(Collected data)
....................

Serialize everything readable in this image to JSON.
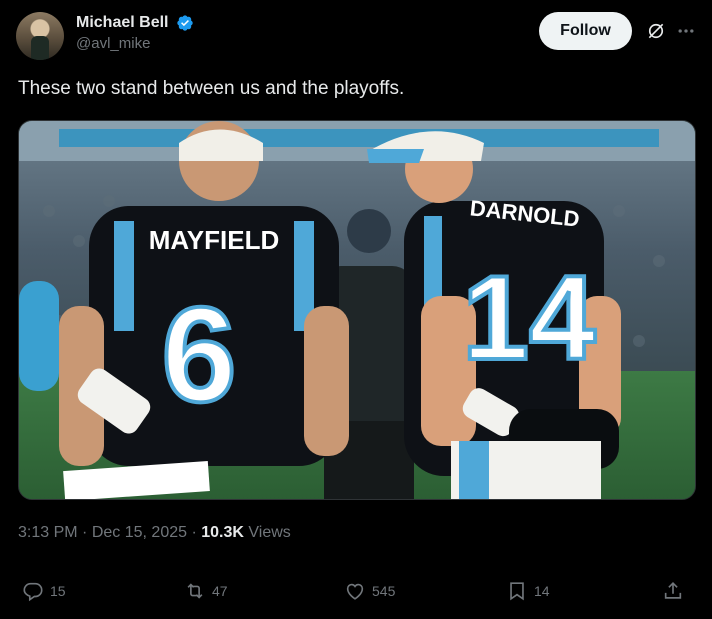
{
  "author": {
    "display_name": "Michael Bell",
    "handle": "@avl_mike",
    "verified": true
  },
  "follow_label": "Follow",
  "icons": {
    "verified": "verified-badge-icon",
    "grok": "grok-icon",
    "more": "more-icon",
    "reply": "reply-icon",
    "retweet": "retweet-icon",
    "like": "heart-icon",
    "bookmark": "bookmark-icon",
    "share": "share-icon"
  },
  "tweet": {
    "text": "These two stand between us and the playoffs.",
    "time": "3:13 PM",
    "separator": "·",
    "date": "Dec 15, 2025",
    "views_count": "10.3K",
    "views_label": "Views"
  },
  "photo": {
    "jersey_left_name": "MAYFIELD",
    "jersey_left_number": "6",
    "jersey_right_name": "DARNOLD",
    "jersey_right_number": "14"
  },
  "actions": {
    "replies": "15",
    "retweets": "47",
    "likes": "545",
    "bookmarks": "14"
  },
  "colors": {
    "background": "#000000",
    "follow_bg": "#eff3f4",
    "verified": "#1d9bf0",
    "muted": "#71767b",
    "panthers_blue": "#4fa8d8"
  }
}
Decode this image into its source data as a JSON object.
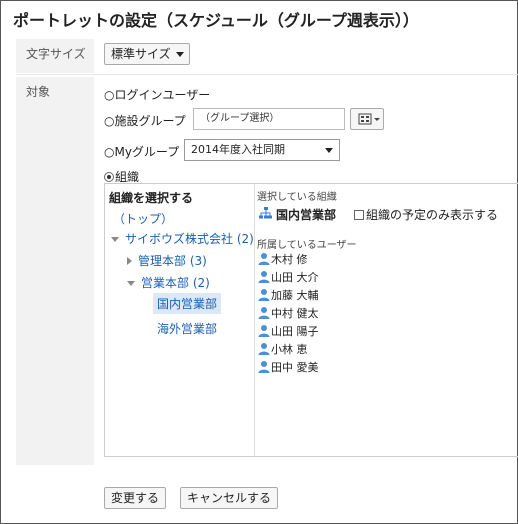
{
  "title": "ポートレットの設定（スケジュール（グループ週表示））",
  "font_size": {
    "label": "文字サイズ",
    "value": "標準サイズ"
  },
  "target": {
    "label": "対象",
    "options": {
      "login_user": "○ログインユーザー",
      "facility_group": "○施設グループ",
      "my_group": "○Myグループ",
      "organization": "組織"
    },
    "facility_placeholder": "（グループ選択）",
    "my_group_value": "2014年度入社同期"
  },
  "tree": {
    "heading": "組織を選択する",
    "items": [
      "（トップ）",
      "サイボウズ株式会社 (2)",
      "管理本部 (3)",
      "営業本部 (2)",
      "国内営業部",
      "海外営業部"
    ]
  },
  "selected": {
    "label": "選択している組織",
    "org": "国内営業部",
    "only_org_label": "組織の予定のみ表示する"
  },
  "members": {
    "label": "所属しているユーザー",
    "users": [
      "木村 修",
      "山田 大介",
      "加藤 大輔",
      "中村 健太",
      "山田 陽子",
      "小林 恵",
      "田中 愛美"
    ]
  },
  "buttons": {
    "save": "変更する",
    "cancel": "キャンセルする"
  },
  "colors": {
    "link": "#1a5fb4",
    "label_bg": "#f2f2f2",
    "selection_bg": "#dbe8f7"
  }
}
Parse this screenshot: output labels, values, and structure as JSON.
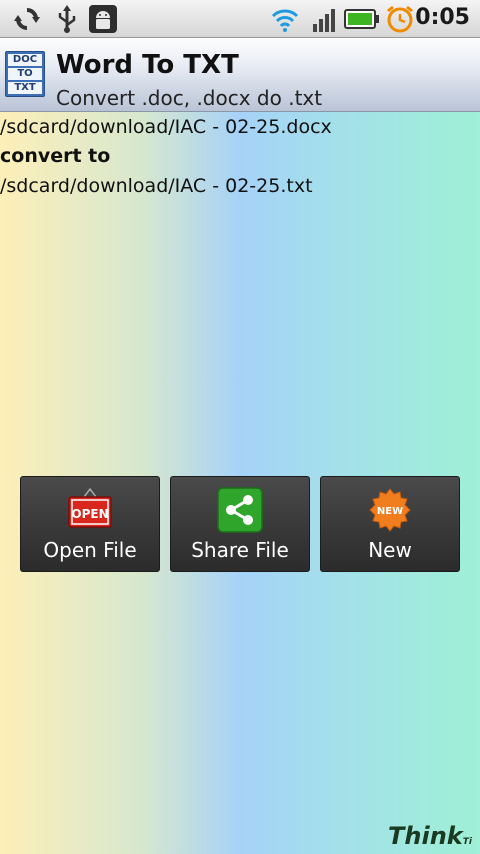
{
  "status_bar": {
    "icons": [
      "sync-icon",
      "usb-icon",
      "android-debug-icon",
      "wifi-icon",
      "signal-icon",
      "battery-icon",
      "alarm-icon"
    ],
    "time": "0:05",
    "accent": "#f08a00"
  },
  "app": {
    "icon_lines": [
      "DOC",
      "TO",
      "TXT"
    ],
    "title": "Word To TXT",
    "subtitle": "Convert .doc, .docx do .txt"
  },
  "conversion": {
    "source_path": "/sdcard/download/IAC - 02-25.docx",
    "separator": "convert to",
    "target_path": "/sdcard/download/IAC - 02-25.txt"
  },
  "actions": {
    "open_label": "Open File",
    "open_icon_text": "OPEN",
    "share_label": "Share File",
    "new_label": "New",
    "new_icon_text": "NEW"
  },
  "footer": {
    "logo_text": "Think",
    "logo_suffix": "Ti"
  }
}
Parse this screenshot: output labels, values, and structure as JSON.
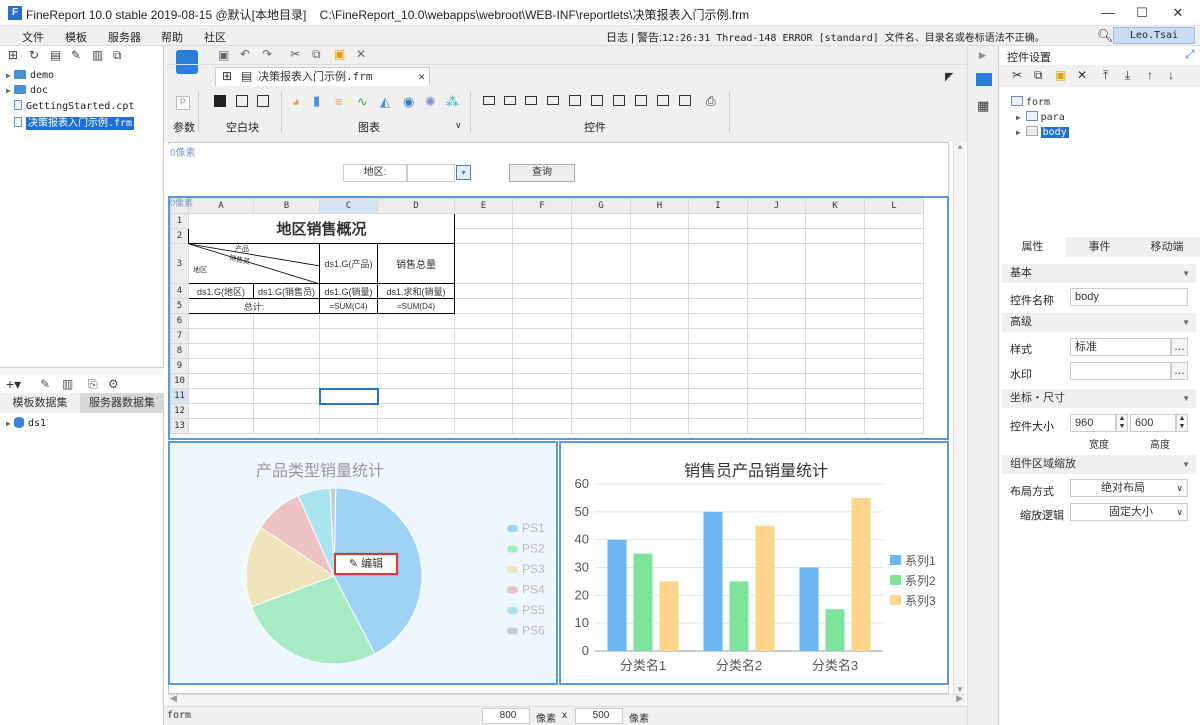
{
  "window": {
    "logo": "F",
    "title": "FineReport 10.0 stable 2019-08-15 @默认[本地目录]",
    "path": "C:\\FineReport_10.0\\webapps\\webroot\\WEB-INF\\reportlets\\决策报表入门示例.frm",
    "btn_min": "—",
    "btn_max": "☐",
    "btn_close": "✕"
  },
  "menu": {
    "items": [
      "文件",
      "模板",
      "服务器",
      "帮助",
      "社区"
    ],
    "log_label": "日志",
    "alert_label": "警告:",
    "alert_text": "12:26:31 Thread-148 ERROR [standard] 文件名、目录名或卷标语法不正确。",
    "user": "Leo.Tsai"
  },
  "tree": {
    "items": [
      {
        "name": "demo",
        "type": "folder"
      },
      {
        "name": "doc",
        "type": "folder"
      },
      {
        "name": "GettingStarted.cpt",
        "type": "file"
      },
      {
        "name": "决策报表入门示例.frm",
        "type": "file",
        "selected": true
      }
    ]
  },
  "datasets": {
    "tabs": [
      "模板数据集",
      "服务器数据集"
    ],
    "items": [
      "ds1"
    ]
  },
  "editor": {
    "tab_label": "决策报表入门示例.frm",
    "ribbon": {
      "param": "参数",
      "blank": "空白块",
      "chart": "图表",
      "widget": "控件"
    }
  },
  "para_panel": {
    "label": "0像素",
    "area_label": "地区:",
    "query_button": "查询"
  },
  "sheet": {
    "label": "0像素",
    "col_headers": [
      "A",
      "B",
      "C",
      "D",
      "E",
      "F",
      "G",
      "H",
      "I",
      "J",
      "K",
      "L"
    ],
    "row_headers": [
      "1",
      "2",
      "3",
      "4",
      "5",
      "6",
      "7",
      "8",
      "9",
      "10",
      "11",
      "12",
      "13"
    ],
    "title": "地区销售概况",
    "diag_top": "产品",
    "diag_mid": "销售员",
    "diag_bot": "地区",
    "c3": "ds1.G(产品)",
    "d3": "销售总量",
    "a4": "ds1.G(地区)",
    "b4": "ds1.G(销售员)",
    "c4": "ds1.G(销量)",
    "d4": "ds1.求和(销量)",
    "ab5": "总计:",
    "c5": "=SUM(C4)",
    "d5": "=SUM(D4)"
  },
  "pie_chart": {
    "title": "产品类型销量统计",
    "edit_button": "编辑",
    "legend": [
      "PS1",
      "PS2",
      "PS3",
      "PS4",
      "PS5",
      "PS6"
    ],
    "values": [
      42,
      27,
      15,
      9,
      6,
      1
    ],
    "colors": [
      "#9fd3f5",
      "#a6ebc4",
      "#eee3ba",
      "#edc2c2",
      "#a9e5ef",
      "#c5ccd6"
    ]
  },
  "chart_data": {
    "type": "bar",
    "title": "销售员产品销量统计",
    "categories": [
      "分类名1",
      "分类名2",
      "分类名3"
    ],
    "series": [
      {
        "name": "系列1",
        "values": [
          40,
          50,
          30
        ],
        "color": "#6cb7f3"
      },
      {
        "name": "系列2",
        "values": [
          35,
          25,
          15
        ],
        "color": "#7fe39b"
      },
      {
        "name": "系列3",
        "values": [
          25,
          45,
          55
        ],
        "color": "#fcd58a"
      }
    ],
    "ylim": [
      0,
      60
    ],
    "yticks": [
      "0",
      "10",
      "20",
      "30",
      "40",
      "50",
      "60"
    ],
    "grid": true,
    "legend": "right"
  },
  "props": {
    "header": "控件设置",
    "tree": [
      "form",
      "para",
      "body"
    ],
    "tabs": [
      "属性",
      "事件",
      "移动端"
    ],
    "sec_basic": "基本",
    "name_label": "控件名称",
    "name_value": "body",
    "sec_advanced": "高级",
    "style_label": "样式",
    "style_value": "标准",
    "watermark_label": "水印",
    "watermark_value": "",
    "sec_coords": "坐标・尺寸",
    "size_label": "控件大小",
    "width_value": "960",
    "height_value": "600",
    "width_label": "宽度",
    "height_label": "高度",
    "sec_scale": "组件区域缩放",
    "layout_label": "布局方式",
    "layout_value": "绝对布局",
    "scale_label": "缩放逻辑",
    "scale_value": "固定大小"
  },
  "status": {
    "left": "form",
    "width_value": "800",
    "unit1": "像素",
    "x": "x",
    "height_value": "500",
    "unit2": "像素"
  }
}
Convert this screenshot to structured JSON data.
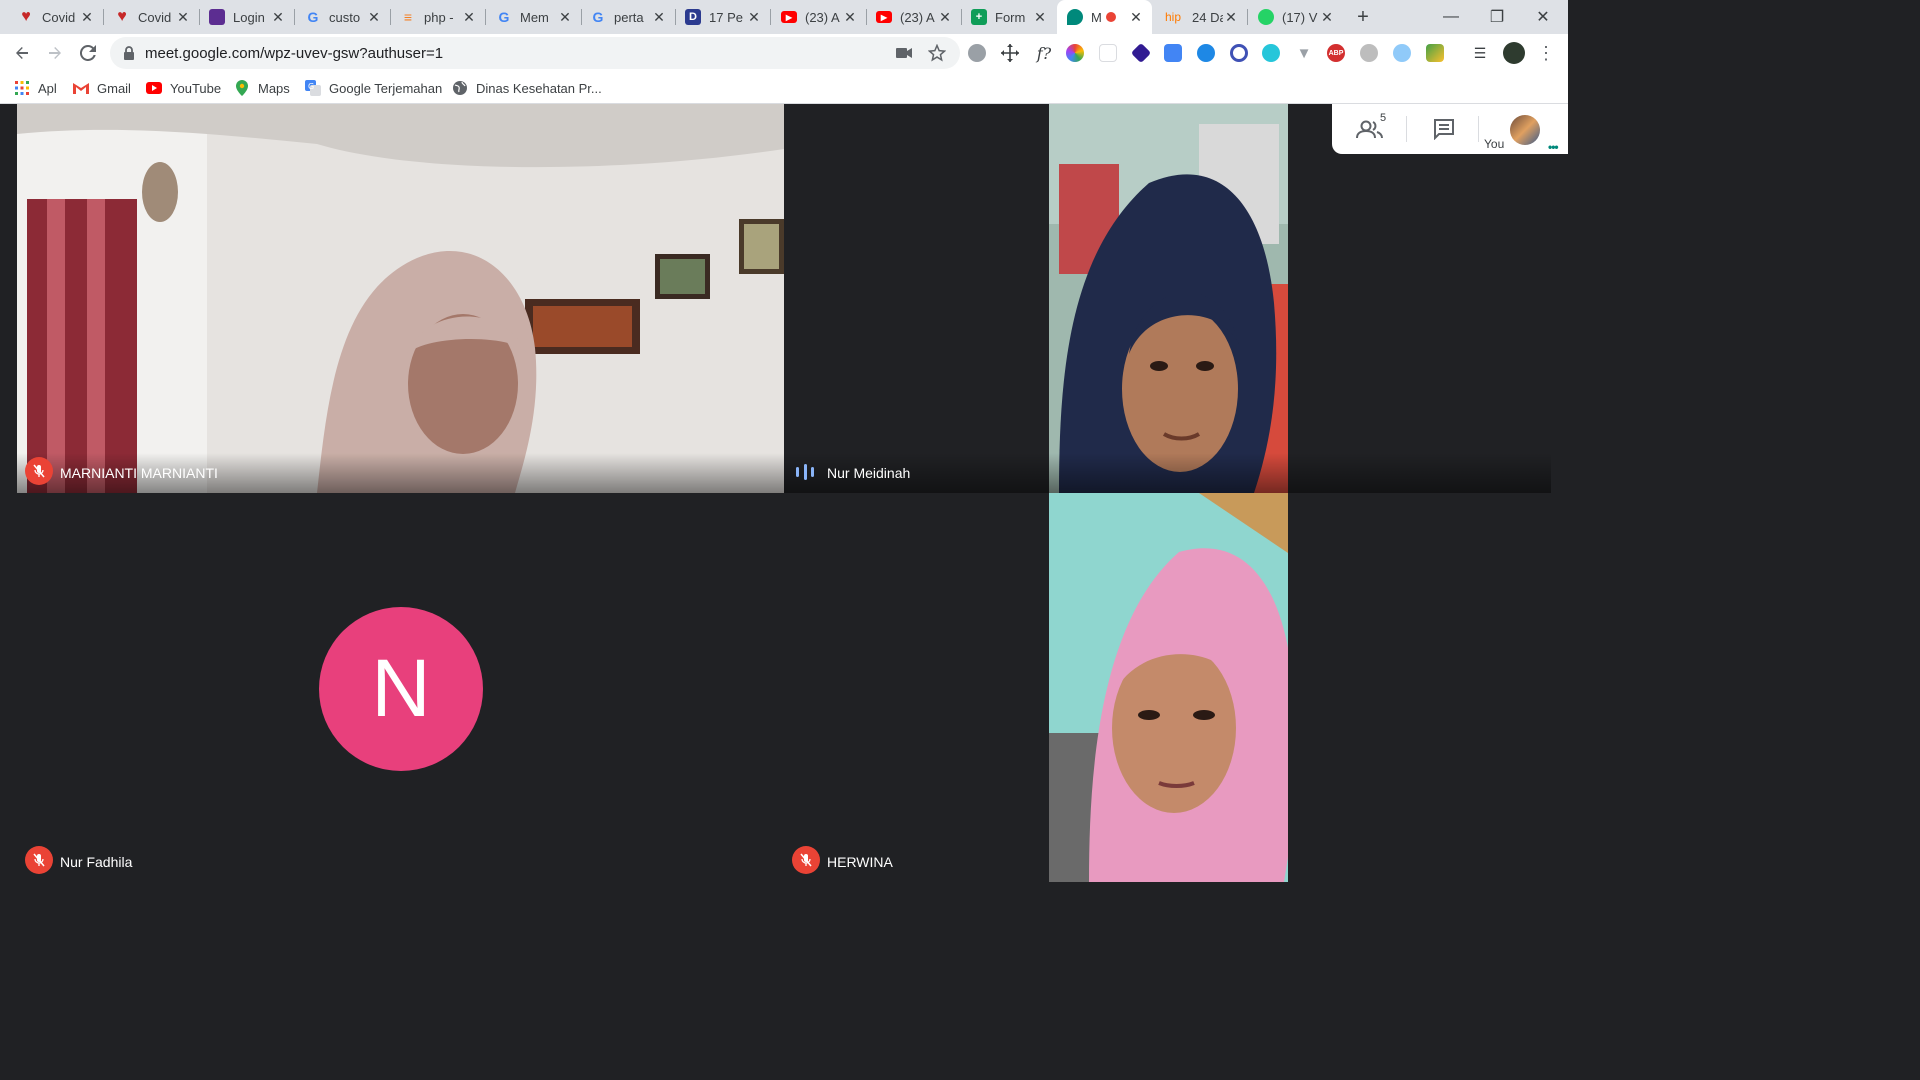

....................

* YOUR GOAL *
Drop the images and repeat the data exactly.

* TASK SOLUTION *
Serialize everything readable in this image to JSON.
{
  "author": {
    "display_name": "Michael Bell",
    "handle": "@avl_mike",
    "verified": true
  },
  "follow_label": "Follow",
  "icons": {
    "verified": "verified-badge-icon",
    "grok": "grok-icon",
    "more": "more-icon",
    "reply": "reply-icon",
    "retweet": "retweet-icon",
    "like": "heart-icon",
    "bookmark": "bookmark-icon",
    "share": "share-icon"
  },
  "tweet": {
    "text": "These two stand between us and the playoffs.",
    "time": "3:13 PM",
    "separator": "·",
    "date": "Dec 15, 2025",
    "views_count": "10.3K",
    "views_label": "Views"
  },
  "photo": {
    "jersey_left_name": "MAYFIELD",
    "jersey_left_number": "6",
    "jersey_right_name": "DARNOLD",
    "jersey_right_number": "14"
  },
  "actions": {
    "replies": "15",
    "retweets": "47",
    "likes": "545",
    "bookmarks": "14"
  },
  "colors": {
    "background": "#000000",
    "follow_bg": "#eff3f4",
    "verified": "#1d9bf0",
    "muted": "#71767b",
    "panthers_blue": "#4fa8d8"
  }
}
Decode this image into its source data as a JSON object.
{
  "title": "ポートレットの設定（スケジュール（グループ週表示））",
  "font_size": {
    "label": "文字サイズ",
    "value": "標準サイズ"
  },
  "target": {
    "label": "対象",
    "options": {
      "login_user": "○ログインユーザー",
      "facility_group": "○施設グループ",
      "my_group": "○Myグループ",
      "organization": "組織"
    },
    "facility_placeholder": "（グループ選択）",
    "my_group_value": "2014年度入社同期"
  },
  "tree": {
    "heading": "組織を選択する",
    "items": [
      "（トップ）",
      "サイボウズ株式会社 (2)",
      "管理本部 (3)",
      "営業本部 (2)",
      "国内営業部",
      "海外営業部"
    ]
  },
  "selected": {
    "label": "選択している組織",
    "org": "国内営業部",
    "only_org_label": "組織の予定のみ表示する"
  },
  "members": {
    "label": "所属しているユーザー",
    "users": [
      "木村 修",
      "山田 大介",
      "加藤 大輔",
      "中村 健太",
      "山田 陽子",
      "小林 恵",
      "田中 愛美"
    ]
  },
  "buttons": {
    "save": "変更する",
    "cancel": "キャンセルする"
  },
  "colors": {
    "link": "#1a5fb4",
    "label_bg": "#f2f2f2",
    "selection_bg": "#dbe8f7"
  }
}
Parse this screenshot: output labels, values, and structure as JSON.
{
  "status_bar": {
    "icons": [
      "sync-icon",
      "usb-icon",
      "android-debug-icon",
      "wifi-icon",
      "signal-icon",
      "battery-icon",
      "alarm-icon"
    ],
    "time": "0:05",
    "accent": "#f08a00"
  },
  "app": {
    "icon_lines": [
      "DOC",
      "TO",
      "TXT"
    ],
    "title": "Word To TXT",
    "subtitle": "Convert .doc, .docx do .txt"
  },
  "conversion": {
    "source_path": "/sdcard/download/IAC - 02-25.docx",
    "separator": "convert to",
    "target_path": "/sdcard/download/IAC - 02-25.txt"
  },
  "actions": {
    "open_label": "Open File",
    "open_icon_text": "OPEN",
    "share_label": "Share File",
    "new_label": "New",
    "new_icon_text": "NEW"
  },
  "footer": {
    "logo_text": "Think",
    "logo_suffix": "Ti"
  }
}
Parse this screenshot: output labels, values, and structure as JSON.
{
  "window": {
    "logo": "F",
    "title": "FineReport 10.0 stable 2019-08-15 @默认[本地目录]",
    "path": "C:\\FineReport_10.0\\webapps\\webroot\\WEB-INF\\reportlets\\决策报表入门示例.frm",
    "btn_min": "—",
    "btn_max": "☐",
    "btn_close": "✕"
  },
  "menu": {
    "items": [
      "文件",
      "模板",
      "服务器",
      "帮助",
      "社区"
    ],
    "log_label": "日志",
    "alert_label": "警告:",
    "alert_text": "12:26:31 Thread-148 ERROR [standard] 文件名、目录名或卷标语法不正确。",
    "user": "Leo.Tsai"
  },
  "tree": {
    "items": [
      {
        "name": "demo",
        "type": "folder"
      },
      {
        "name": "doc",
        "type": "folder"
      },
      {
        "name": "GettingStarted.cpt",
        "type": "file"
      },
      {
        "name": "决策报表入门示例.frm",
        "type": "file",
        "selected": true
      }
    ]
  },
  "datasets": {
    "tabs": [
      "模板数据集",
      "服务器数据集"
    ],
    "items": [
      "ds1"
    ]
  },
  "editor": {
    "tab_label": "决策报表入门示例.frm",
    "ribbon": {
      "param": "参数",
      "blank": "空白块",
      "chart": "图表",
      "widget": "控件"
    }
  },
  "para_panel": {
    "label": "0像素",
    "area_label": "地区:",
    "query_button": "查询"
  },
  "sheet": {
    "label": "0像素",
    "col_headers": [
      "A",
      "B",
      "C",
      "D",
      "E",
      "F",
      "G",
      "H",
      "I",
      "J",
      "K",
      "L"
    ],
    "row_headers": [
      "1",
      "2",
      "3",
      "4",
      "5",
      "6",
      "7",
      "8",
      "9",
      "10",
      "11",
      "12",
      "13"
    ],
    "title": "地区销售概况",
    "diag_top": "产品",
    "diag_mid": "销售员",
    "diag_bot": "地区",
    "c3": "ds1.G(产品)",
    "d3": "销售总量",
    "a4": "ds1.G(地区)",
    "b4": "ds1.G(销售员)",
    "c4": "ds1.G(销量)",
    "d4": "ds1.求和(销量)",
    "ab5": "总计:",
    "c5": "=SUM(C4)",
    "d5": "=SUM(D4)"
  },
  "pie_chart": {
    "title": "产品类型销量统计",
    "edit_button": "编辑",
    "legend": [
      "PS1",
      "PS2",
      "PS3",
      "PS4",
      "PS5",
      "PS6"
    ],
    "values": [
      42,
      27,
      15,
      9,
      6,
      1
    ],
    "colors": [
      "#9fd3f5",
      "#a6ebc4",
      "#eee3ba",
      "#edc2c2",
      "#a9e5ef",
      "#c5ccd6"
    ]
  },
  "chart_data": {
    "type": "bar",
    "title": "销售员产品销量统计",
    "categories": [
      "分类名1",
      "分类名2",
      "分类名3"
    ],
    "series": [
      {
        "name": "系列1",
        "values": [
          40,
          50,
          30
        ],
        "color": "#6cb7f3"
      },
      {
        "name": "系列2",
        "values": [
          35,
          25,
          15
        ],
        "color": "#7fe39b"
      },
      {
        "name": "系列3",
        "values": [
          25,
          45,
          55
        ],
        "color": "#fcd58a"
      }
    ],
    "ylim": [
      0,
      60
    ],
    "yticks": [
      "0",
      "10",
      "20",
      "30",
      "40",
      "50",
      "60"
    ],
    "grid": true,
    "legend": "right"
  },
  "props": {
    "header": "控件设置",
    "tree": [
      "form",
      "para",
      "body"
    ],
    "tabs": [
      "属性",
      "事件",
      "移动端"
    ],
    "sec_basic": "基本",
    "name_label": "控件名称",
    "name_value": "body",
    "sec_advanced": "高级",
    "style_label": "样式",
    "style_value": "标准",
    "watermark_label": "水印",
    "watermark_value": "",
    "sec_coords": "坐标・尺寸",
    "size_label": "控件大小",
    "width_value": "960",
    "height_value": "600",
    "width_label": "宽度",
    "height_label": "高度",
    "sec_scale": "组件区域缩放",
    "layout_label": "布局方式",
    "layout_value": "绝对布局",
    "scale_label": "缩放逻辑",
    "scale_value": "固定大小"
  },
  "status": {
    "left": "form",
    "width_value": "800",
    "unit1": "像素",
    "x": "x",
    "height_value": "500",
    "unit2": "像素"
  }
}
Convert this screenshot to structured JSON data.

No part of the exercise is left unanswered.